### DIRECTIONS
Can you write out the listing below line for line, keeping every character as it is?
* Start TASK INPUT *
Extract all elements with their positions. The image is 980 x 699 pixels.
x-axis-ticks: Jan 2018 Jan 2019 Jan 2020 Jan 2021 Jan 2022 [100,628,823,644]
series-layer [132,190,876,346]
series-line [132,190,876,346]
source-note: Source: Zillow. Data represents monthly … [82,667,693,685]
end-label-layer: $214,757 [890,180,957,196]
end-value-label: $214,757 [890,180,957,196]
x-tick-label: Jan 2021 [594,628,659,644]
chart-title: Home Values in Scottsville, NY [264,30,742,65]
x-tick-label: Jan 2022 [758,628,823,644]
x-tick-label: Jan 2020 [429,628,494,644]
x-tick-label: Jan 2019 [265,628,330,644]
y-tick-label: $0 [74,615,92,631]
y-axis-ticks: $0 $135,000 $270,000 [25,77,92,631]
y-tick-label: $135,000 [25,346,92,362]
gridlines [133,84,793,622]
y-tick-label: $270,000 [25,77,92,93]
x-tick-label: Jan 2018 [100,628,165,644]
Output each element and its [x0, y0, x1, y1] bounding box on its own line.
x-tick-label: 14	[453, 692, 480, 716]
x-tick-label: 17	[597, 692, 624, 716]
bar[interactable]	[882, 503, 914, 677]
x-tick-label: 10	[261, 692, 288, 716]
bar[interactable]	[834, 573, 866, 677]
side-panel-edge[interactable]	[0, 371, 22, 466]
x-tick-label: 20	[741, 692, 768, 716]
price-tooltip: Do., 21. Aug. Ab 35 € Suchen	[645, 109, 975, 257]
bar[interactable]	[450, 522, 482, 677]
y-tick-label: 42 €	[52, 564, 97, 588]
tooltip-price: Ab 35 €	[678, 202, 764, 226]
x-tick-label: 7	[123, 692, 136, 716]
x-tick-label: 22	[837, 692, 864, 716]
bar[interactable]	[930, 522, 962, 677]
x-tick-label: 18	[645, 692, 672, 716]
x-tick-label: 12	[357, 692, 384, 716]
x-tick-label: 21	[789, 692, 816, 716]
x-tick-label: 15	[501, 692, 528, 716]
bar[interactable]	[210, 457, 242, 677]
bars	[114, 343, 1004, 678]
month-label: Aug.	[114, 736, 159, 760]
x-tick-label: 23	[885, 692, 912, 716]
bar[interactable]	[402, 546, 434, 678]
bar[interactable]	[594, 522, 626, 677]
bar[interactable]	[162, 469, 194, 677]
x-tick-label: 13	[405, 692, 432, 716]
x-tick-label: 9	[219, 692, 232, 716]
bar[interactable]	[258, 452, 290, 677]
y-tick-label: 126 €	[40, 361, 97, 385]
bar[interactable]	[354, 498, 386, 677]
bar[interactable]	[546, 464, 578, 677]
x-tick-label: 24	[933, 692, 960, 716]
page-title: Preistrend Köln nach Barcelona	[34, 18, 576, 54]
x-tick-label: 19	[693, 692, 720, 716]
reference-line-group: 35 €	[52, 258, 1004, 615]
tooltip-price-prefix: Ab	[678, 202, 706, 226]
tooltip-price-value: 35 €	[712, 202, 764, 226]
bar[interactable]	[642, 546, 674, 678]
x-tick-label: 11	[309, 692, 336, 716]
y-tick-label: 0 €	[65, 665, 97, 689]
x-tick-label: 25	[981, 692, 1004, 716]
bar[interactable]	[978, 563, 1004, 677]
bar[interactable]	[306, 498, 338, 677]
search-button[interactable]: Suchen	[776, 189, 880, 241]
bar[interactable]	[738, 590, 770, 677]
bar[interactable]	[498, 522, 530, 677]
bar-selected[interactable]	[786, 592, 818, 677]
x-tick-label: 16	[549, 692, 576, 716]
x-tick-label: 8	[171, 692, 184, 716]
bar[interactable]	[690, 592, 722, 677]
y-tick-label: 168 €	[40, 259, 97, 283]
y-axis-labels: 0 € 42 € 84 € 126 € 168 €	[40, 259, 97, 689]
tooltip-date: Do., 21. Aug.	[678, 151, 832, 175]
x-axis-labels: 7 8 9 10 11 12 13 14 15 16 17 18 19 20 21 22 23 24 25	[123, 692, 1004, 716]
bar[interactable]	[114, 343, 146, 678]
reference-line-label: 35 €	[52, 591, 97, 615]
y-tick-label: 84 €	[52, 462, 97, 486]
* End TASK INPUT *
### EXERCISE RESPONSE
Extract all elements with their positions. The image is 980 x 699 pixels.
x-axis-ticks: Jan 2018 Jan 2019 Jan 2020 Jan 2021 Jan 2022 [100,628,823,644]
series-layer [132,190,876,346]
series-line [132,190,876,346]
source-note: Source: Zillow. Data represents monthly … [82,667,693,685]
end-label-layer: $214,757 [890,180,957,196]
end-value-label: $214,757 [890,180,957,196]
x-tick-label: Jan 2021 [594,628,659,644]
chart-title: Home Values in Scottsville, NY [264,30,742,65]
x-tick-label: Jan 2022 [758,628,823,644]
x-tick-label: Jan 2020 [429,628,494,644]
x-tick-label: Jan 2019 [265,628,330,644]
y-tick-label: $0 [74,615,92,631]
y-axis-ticks: $0 $135,000 $270,000 [25,77,92,631]
y-tick-label: $135,000 [25,346,92,362]
gridlines [133,84,793,622]
y-tick-label: $270,000 [25,77,92,93]
x-tick-label: Jan 2018 [100,628,165,644]
Output each element and its [x0, y0, x1, y1] bounding box on its own line.
x-tick-label: 14	[453, 692, 480, 716]
x-tick-label: 17	[597, 692, 624, 716]
bar[interactable]	[882, 503, 914, 677]
x-tick-label: 10	[261, 692, 288, 716]
bar[interactable]	[834, 573, 866, 677]
side-panel-edge[interactable]	[0, 371, 22, 466]
x-tick-label: 20	[741, 692, 768, 716]
price-tooltip: Do., 21. Aug. Ab 35 € Suchen	[645, 109, 975, 257]
bar[interactable]	[450, 522, 482, 677]
y-tick-label: 42 €	[52, 564, 97, 588]
tooltip-price: Ab 35 €	[678, 202, 764, 226]
x-tick-label: 7	[123, 692, 136, 716]
x-tick-label: 22	[837, 692, 864, 716]
bar[interactable]	[930, 522, 962, 677]
x-tick-label: 18	[645, 692, 672, 716]
x-tick-label: 12	[357, 692, 384, 716]
x-tick-label: 21	[789, 692, 816, 716]
x-tick-label: 15	[501, 692, 528, 716]
bar[interactable]	[210, 457, 242, 677]
bars	[114, 343, 1004, 678]
month-label: Aug.	[114, 736, 159, 760]
x-tick-label: 23	[885, 692, 912, 716]
bar[interactable]	[402, 546, 434, 678]
bar[interactable]	[594, 522, 626, 677]
bar[interactable]	[162, 469, 194, 677]
x-tick-label: 13	[405, 692, 432, 716]
x-tick-label: 9	[219, 692, 232, 716]
bar[interactable]	[258, 452, 290, 677]
y-tick-label: 126 €	[40, 361, 97, 385]
bar[interactable]	[354, 498, 386, 677]
bar[interactable]	[546, 464, 578, 677]
x-tick-label: 24	[933, 692, 960, 716]
page-title: Preistrend Köln nach Barcelona	[34, 18, 576, 54]
x-tick-label: 19	[693, 692, 720, 716]
reference-line-group: 35 €	[52, 258, 1004, 615]
tooltip-price-prefix: Ab	[678, 202, 706, 226]
tooltip-price-value: 35 €	[712, 202, 764, 226]
bar[interactable]	[642, 546, 674, 678]
x-tick-label: 11	[309, 692, 336, 716]
y-tick-label: 0 €	[65, 665, 97, 689]
x-tick-label: 25	[981, 692, 1004, 716]
bar[interactable]	[978, 563, 1004, 677]
bar[interactable]	[306, 498, 338, 677]
search-button[interactable]: Suchen	[776, 189, 880, 241]
bar[interactable]	[738, 590, 770, 677]
bar[interactable]	[498, 522, 530, 677]
bar-selected[interactable]	[786, 592, 818, 677]
x-tick-label: 16	[549, 692, 576, 716]
x-tick-label: 8	[171, 692, 184, 716]
bar[interactable]	[690, 592, 722, 677]
y-tick-label: 168 €	[40, 259, 97, 283]
y-axis-labels: 0 € 42 € 84 € 126 € 168 €	[40, 259, 97, 689]
tooltip-date: Do., 21. Aug.	[678, 151, 832, 175]
x-axis-labels: 7 8 9 10 11 12 13 14 15 16 17 18 19 20 21 22 23 24 25	[123, 692, 1004, 716]
bar[interactable]	[114, 343, 146, 678]
reference-line-label: 35 €	[52, 591, 97, 615]
y-tick-label: 84 €	[52, 462, 97, 486]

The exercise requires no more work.